Dataset items:

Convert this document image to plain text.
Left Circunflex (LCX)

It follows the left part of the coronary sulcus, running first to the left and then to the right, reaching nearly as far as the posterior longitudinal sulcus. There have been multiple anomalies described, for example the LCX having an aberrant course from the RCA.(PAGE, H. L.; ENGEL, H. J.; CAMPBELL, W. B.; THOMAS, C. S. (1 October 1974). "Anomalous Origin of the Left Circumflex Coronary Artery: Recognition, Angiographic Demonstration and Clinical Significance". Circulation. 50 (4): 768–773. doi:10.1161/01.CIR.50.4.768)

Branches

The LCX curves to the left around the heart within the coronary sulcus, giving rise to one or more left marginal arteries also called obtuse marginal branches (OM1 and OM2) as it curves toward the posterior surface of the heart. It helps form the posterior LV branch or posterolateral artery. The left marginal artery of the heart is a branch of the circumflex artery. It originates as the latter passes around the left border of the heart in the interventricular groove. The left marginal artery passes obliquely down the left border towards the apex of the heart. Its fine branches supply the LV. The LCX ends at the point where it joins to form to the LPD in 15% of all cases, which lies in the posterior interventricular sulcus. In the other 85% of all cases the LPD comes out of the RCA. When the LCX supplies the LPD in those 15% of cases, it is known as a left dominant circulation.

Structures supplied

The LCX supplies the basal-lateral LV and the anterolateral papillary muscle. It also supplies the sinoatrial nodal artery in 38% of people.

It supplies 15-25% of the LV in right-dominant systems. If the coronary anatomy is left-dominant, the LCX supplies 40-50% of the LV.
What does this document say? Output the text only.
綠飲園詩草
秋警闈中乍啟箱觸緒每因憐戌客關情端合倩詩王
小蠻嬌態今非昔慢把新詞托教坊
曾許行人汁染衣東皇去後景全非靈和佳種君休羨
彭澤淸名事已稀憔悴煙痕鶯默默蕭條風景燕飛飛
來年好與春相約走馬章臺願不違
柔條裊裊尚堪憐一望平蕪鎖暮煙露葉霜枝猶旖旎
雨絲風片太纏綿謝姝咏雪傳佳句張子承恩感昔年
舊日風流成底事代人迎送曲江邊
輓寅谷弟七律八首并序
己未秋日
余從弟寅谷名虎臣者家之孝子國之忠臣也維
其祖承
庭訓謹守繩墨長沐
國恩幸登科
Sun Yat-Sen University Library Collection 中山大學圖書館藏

● **WORK TO BE COMPLETED**
Identify the lines that contain the string "this", and copy every one of them.

● **FINAL ANSWER**
Convert this document image to plain text.
What does this document say? Output the text only.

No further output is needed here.